◆ **Work to complete**: Give the entries again exactly, every one of them.
Start of Given data
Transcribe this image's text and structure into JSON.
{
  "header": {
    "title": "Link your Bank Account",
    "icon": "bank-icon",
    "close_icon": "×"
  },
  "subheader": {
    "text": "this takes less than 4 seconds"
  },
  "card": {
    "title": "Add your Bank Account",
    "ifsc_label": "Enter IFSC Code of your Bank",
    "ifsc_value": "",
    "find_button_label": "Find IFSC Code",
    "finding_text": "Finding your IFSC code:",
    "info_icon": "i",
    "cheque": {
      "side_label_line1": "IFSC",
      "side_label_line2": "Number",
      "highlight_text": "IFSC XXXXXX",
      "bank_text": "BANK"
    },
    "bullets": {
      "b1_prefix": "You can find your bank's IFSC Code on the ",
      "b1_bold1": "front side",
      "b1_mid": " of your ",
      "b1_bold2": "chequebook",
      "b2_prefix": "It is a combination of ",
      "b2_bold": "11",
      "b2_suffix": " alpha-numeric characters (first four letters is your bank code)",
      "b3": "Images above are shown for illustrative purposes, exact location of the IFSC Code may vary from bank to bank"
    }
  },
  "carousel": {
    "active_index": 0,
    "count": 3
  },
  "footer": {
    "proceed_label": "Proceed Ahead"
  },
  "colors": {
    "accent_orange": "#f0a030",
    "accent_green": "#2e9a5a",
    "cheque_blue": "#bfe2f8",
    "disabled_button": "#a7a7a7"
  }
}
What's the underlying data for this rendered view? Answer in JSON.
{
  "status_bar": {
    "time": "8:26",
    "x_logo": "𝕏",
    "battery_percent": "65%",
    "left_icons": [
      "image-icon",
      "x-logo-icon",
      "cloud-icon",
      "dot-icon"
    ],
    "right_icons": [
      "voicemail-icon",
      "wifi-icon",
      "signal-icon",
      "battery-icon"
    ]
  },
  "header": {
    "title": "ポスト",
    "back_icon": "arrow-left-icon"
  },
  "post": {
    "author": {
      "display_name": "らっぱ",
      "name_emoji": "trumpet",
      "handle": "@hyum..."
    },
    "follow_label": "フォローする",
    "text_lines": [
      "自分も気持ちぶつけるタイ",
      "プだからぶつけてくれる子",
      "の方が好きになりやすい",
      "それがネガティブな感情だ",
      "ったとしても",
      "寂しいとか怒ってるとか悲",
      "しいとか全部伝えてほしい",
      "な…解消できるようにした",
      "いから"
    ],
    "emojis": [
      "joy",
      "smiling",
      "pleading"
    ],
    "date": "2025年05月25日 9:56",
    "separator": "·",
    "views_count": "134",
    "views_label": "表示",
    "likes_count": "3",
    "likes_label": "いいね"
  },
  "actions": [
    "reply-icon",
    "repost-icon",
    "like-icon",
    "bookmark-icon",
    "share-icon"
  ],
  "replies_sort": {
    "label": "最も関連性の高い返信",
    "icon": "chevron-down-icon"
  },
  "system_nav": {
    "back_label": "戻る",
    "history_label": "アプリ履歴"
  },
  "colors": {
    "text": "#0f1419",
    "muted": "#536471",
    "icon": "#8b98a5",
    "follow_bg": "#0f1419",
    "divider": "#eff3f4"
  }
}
End of Given data
◆ **Result**:
Transcribe this image's text and structure into JSON.
{
  "header": {
    "title": "Link your Bank Account",
    "icon": "bank-icon",
    "close_icon": "×"
  },
  "subheader": {
    "text": "this takes less than 4 seconds"
  },
  "card": {
    "title": "Add your Bank Account",
    "ifsc_label": "Enter IFSC Code of your Bank",
    "ifsc_value": "",
    "find_button_label": "Find IFSC Code",
    "finding_text": "Finding your IFSC code:",
    "info_icon": "i",
    "cheque": {
      "side_label_line1": "IFSC",
      "side_label_line2": "Number",
      "highlight_text": "IFSC XXXXXX",
      "bank_text": "BANK"
    },
    "bullets": {
      "b1_prefix": "You can find your bank's IFSC Code on the ",
      "b1_bold1": "front side",
      "b1_mid": " of your ",
      "b1_bold2": "chequebook",
      "b2_prefix": "It is a combination of ",
      "b2_bold": "11",
      "b2_suffix": " alpha-numeric characters (first four letters is your bank code)",
      "b3": "Images above are shown for illustrative purposes, exact location of the IFSC Code may vary from bank to bank"
    }
  },
  "carousel": {
    "active_index": 0,
    "count": 3
  },
  "footer": {
    "proceed_label": "Proceed Ahead"
  },
  "colors": {
    "accent_orange": "#f0a030",
    "accent_green": "#2e9a5a",
    "cheque_blue": "#bfe2f8",
    "disabled_button": "#a7a7a7"
  }
}
What's the underlying data for this rendered view? Answer in JSON.
{
  "status_bar": {
    "time": "8:26",
    "x_logo": "𝕏",
    "battery_percent": "65%",
    "left_icons": [
      "image-icon",
      "x-logo-icon",
      "cloud-icon",
      "dot-icon"
    ],
    "right_icons": [
      "voicemail-icon",
      "wifi-icon",
      "signal-icon",
      "battery-icon"
    ]
  },
  "header": {
    "title": "ポスト",
    "back_icon": "arrow-left-icon"
  },
  "post": {
    "author": {
      "display_name": "らっぱ",
      "name_emoji": "trumpet",
      "handle": "@hyum..."
    },
    "follow_label": "フォローする",
    "text_lines": [
      "自分も気持ちぶつけるタイ",
      "プだからぶつけてくれる子",
      "の方が好きになりやすい",
      "それがネガティブな感情だ",
      "ったとしても",
      "寂しいとか怒ってるとか悲",
      "しいとか全部伝えてほしい",
      "な…解消できるようにした",
      "いから"
    ],
    "emojis": [
      "joy",
      "smiling",
      "pleading"
    ],
    "date": "2025年05月25日 9:56",
    "separator": "·",
    "views_count": "134",
    "views_label": "表示",
    "likes_count": "3",
    "likes_label": "いいね"
  },
  "actions": [
    "reply-icon",
    "repost-icon",
    "like-icon",
    "bookmark-icon",
    "share-icon"
  ],
  "replies_sort": {
    "label": "最も関連性の高い返信",
    "icon": "chevron-down-icon"
  },
  "system_nav": {
    "back_label": "戻る",
    "history_label": "アプリ履歴"
  },
  "colors": {
    "text": "#0f1419",
    "muted": "#536471",
    "icon": "#8b98a5",
    "follow_bg": "#0f1419",
    "divider": "#eff3f4"
  }
}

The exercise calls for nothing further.